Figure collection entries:
——————————

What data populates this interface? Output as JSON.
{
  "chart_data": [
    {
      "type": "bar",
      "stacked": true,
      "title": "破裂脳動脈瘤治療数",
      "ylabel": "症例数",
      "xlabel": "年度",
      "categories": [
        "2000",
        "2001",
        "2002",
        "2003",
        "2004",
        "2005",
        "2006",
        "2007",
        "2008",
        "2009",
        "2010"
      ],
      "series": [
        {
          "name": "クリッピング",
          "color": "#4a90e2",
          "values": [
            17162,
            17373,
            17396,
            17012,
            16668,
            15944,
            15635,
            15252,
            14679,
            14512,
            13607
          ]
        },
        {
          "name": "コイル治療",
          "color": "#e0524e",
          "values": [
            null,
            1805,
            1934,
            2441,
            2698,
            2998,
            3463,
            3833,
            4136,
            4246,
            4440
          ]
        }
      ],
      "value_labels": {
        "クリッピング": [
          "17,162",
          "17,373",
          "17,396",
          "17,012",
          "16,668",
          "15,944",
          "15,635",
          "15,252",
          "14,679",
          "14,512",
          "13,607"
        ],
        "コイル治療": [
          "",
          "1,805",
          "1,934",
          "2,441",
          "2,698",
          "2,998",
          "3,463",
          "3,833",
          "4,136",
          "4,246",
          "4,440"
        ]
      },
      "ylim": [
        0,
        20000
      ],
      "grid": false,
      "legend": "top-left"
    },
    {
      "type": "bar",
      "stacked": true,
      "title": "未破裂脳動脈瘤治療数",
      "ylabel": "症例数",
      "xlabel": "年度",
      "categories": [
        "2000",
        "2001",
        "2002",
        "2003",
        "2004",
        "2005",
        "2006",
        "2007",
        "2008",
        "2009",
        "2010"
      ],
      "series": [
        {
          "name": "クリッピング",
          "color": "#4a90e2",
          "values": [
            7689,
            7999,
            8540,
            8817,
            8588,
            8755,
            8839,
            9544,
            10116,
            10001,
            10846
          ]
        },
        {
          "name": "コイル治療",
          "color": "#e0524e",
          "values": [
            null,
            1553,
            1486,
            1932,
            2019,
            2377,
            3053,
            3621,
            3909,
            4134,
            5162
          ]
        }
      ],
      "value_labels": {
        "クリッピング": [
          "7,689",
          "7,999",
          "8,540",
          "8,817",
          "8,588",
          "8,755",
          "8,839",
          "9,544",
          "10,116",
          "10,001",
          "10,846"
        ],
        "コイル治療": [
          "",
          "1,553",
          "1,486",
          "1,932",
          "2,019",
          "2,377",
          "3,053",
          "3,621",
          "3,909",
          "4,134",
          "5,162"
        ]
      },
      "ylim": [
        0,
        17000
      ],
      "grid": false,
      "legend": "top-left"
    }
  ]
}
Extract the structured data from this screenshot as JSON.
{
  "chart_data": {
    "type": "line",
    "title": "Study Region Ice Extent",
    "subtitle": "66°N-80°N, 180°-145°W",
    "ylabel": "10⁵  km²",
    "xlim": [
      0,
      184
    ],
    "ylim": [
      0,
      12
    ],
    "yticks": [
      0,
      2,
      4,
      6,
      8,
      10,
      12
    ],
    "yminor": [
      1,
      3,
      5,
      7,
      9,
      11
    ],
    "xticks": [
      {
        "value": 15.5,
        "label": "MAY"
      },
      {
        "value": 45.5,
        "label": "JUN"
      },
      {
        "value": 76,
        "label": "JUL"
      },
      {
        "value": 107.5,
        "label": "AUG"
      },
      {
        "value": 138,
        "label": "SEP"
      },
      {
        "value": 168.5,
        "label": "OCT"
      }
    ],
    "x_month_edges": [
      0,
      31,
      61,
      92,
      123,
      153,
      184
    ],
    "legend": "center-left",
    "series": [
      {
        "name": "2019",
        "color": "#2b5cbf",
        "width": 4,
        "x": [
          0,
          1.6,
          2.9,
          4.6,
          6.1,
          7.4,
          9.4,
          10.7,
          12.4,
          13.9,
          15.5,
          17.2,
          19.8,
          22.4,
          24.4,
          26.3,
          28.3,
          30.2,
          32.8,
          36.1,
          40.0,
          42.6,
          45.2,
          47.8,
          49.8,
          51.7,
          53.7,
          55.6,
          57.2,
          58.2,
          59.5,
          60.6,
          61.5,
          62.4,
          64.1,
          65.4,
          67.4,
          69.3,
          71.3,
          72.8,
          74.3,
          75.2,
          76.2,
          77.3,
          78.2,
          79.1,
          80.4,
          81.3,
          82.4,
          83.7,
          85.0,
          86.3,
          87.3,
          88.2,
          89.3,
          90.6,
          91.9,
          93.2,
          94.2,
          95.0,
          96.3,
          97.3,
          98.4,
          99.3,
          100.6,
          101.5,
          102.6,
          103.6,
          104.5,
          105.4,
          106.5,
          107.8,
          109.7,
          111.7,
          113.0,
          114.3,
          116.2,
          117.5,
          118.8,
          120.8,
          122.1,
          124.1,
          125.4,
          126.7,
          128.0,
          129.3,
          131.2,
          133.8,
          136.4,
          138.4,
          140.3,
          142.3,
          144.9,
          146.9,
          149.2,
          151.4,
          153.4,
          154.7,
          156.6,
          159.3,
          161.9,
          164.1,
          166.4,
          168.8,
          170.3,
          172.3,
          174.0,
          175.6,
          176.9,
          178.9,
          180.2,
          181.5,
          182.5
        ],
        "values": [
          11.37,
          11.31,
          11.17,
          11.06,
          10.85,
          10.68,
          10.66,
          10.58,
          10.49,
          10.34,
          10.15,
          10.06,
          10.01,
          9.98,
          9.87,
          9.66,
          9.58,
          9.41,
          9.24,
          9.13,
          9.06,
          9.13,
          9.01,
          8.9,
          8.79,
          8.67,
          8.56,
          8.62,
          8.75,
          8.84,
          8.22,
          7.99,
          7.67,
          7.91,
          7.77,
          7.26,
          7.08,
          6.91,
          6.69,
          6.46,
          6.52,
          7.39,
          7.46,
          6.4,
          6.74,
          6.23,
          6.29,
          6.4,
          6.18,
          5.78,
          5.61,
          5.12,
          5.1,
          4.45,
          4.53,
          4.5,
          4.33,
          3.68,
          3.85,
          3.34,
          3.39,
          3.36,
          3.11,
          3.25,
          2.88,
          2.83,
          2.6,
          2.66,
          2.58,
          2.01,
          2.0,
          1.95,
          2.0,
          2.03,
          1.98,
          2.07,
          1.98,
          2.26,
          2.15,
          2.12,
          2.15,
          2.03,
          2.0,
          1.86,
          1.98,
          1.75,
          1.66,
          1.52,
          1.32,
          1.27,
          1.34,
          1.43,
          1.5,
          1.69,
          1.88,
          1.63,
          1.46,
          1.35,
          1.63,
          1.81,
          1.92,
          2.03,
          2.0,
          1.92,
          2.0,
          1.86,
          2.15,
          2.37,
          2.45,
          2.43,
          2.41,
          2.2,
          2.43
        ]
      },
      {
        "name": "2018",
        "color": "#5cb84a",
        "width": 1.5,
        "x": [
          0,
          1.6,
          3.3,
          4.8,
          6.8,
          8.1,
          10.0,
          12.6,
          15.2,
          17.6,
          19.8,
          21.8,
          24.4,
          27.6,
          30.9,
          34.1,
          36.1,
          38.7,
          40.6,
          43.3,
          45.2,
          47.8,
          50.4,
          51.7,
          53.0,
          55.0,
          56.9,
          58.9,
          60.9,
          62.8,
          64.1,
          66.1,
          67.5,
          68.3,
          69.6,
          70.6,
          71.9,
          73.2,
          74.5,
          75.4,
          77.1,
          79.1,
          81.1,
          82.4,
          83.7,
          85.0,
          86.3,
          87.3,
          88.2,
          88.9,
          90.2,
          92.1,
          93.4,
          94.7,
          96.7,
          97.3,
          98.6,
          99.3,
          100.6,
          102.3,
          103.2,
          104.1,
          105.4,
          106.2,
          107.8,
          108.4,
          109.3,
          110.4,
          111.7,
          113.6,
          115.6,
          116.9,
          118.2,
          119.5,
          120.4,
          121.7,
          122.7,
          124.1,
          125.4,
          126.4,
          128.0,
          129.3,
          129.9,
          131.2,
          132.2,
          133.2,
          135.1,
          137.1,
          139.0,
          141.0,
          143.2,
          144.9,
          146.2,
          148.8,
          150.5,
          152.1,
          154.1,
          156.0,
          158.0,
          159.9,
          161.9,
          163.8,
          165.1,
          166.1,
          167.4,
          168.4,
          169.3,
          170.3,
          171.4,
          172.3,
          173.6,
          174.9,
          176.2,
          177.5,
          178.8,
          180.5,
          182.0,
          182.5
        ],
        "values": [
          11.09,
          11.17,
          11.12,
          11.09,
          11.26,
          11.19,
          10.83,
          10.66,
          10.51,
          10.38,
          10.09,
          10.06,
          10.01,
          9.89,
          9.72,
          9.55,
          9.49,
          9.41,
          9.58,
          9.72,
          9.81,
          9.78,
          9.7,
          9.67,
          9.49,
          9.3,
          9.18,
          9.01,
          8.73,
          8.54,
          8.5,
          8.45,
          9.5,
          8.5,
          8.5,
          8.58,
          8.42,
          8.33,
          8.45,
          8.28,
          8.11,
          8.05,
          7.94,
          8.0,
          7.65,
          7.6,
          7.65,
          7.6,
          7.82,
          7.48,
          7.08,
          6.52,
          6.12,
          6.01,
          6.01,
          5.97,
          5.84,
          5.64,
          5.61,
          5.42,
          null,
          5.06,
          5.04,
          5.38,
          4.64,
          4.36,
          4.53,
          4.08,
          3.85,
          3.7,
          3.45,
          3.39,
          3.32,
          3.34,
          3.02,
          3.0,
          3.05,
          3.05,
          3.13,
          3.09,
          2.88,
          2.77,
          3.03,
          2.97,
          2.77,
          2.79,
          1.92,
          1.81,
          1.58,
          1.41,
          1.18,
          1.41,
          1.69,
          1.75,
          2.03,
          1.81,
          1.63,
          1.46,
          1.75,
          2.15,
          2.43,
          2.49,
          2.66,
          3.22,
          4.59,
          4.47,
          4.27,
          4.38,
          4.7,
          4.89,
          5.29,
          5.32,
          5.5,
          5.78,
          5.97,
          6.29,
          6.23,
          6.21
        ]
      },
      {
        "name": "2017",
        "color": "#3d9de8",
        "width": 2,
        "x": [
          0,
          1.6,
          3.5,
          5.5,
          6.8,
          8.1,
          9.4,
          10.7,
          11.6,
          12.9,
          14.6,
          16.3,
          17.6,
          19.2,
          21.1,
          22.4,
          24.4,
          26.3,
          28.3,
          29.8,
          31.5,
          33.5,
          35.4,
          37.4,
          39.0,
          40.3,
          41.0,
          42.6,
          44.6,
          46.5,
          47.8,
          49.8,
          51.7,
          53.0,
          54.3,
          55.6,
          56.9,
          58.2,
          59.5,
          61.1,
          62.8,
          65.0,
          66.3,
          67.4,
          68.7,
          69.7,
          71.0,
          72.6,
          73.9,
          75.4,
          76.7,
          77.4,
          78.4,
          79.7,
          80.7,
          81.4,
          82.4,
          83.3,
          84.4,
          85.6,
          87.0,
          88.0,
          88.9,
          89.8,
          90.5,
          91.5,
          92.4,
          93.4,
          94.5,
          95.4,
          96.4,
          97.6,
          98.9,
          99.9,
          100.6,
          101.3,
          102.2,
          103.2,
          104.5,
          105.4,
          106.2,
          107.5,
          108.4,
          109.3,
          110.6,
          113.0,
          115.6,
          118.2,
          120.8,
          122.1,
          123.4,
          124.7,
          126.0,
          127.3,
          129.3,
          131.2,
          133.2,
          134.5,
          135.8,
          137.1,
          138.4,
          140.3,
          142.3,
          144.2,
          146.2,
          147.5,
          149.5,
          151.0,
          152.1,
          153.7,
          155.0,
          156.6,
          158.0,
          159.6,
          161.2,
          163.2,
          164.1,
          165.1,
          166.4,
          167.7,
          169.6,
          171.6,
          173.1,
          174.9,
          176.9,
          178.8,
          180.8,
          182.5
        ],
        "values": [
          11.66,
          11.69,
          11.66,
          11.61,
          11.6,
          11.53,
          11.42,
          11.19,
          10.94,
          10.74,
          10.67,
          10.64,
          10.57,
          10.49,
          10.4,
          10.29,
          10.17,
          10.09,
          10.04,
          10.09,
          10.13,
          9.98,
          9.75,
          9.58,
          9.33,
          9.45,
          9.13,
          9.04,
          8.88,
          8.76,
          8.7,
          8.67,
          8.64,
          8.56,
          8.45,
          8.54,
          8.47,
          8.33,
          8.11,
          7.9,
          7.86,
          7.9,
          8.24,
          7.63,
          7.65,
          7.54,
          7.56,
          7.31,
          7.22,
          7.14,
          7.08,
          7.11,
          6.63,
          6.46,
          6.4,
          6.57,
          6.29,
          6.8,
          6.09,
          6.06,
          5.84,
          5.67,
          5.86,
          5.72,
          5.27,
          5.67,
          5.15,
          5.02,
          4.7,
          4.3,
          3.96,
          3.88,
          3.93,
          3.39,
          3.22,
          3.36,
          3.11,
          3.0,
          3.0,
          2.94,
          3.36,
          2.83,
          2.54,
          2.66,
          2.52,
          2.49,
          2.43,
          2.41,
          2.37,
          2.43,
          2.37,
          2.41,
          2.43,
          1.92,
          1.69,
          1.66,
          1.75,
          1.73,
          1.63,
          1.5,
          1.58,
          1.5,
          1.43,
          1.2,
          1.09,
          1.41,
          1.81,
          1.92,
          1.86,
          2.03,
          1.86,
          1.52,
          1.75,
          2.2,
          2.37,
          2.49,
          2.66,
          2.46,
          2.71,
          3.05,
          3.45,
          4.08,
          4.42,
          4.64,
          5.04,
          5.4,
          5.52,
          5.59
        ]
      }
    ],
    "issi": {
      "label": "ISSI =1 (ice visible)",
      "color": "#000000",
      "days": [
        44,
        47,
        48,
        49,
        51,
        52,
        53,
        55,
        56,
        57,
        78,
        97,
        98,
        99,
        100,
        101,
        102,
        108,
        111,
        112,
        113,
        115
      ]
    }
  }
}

——————————

Work to be completed: Copy every line that contains the string "this".

Response:
What data populates this interface? Output as JSON.
Extract the structured data from this screenshot as JSON.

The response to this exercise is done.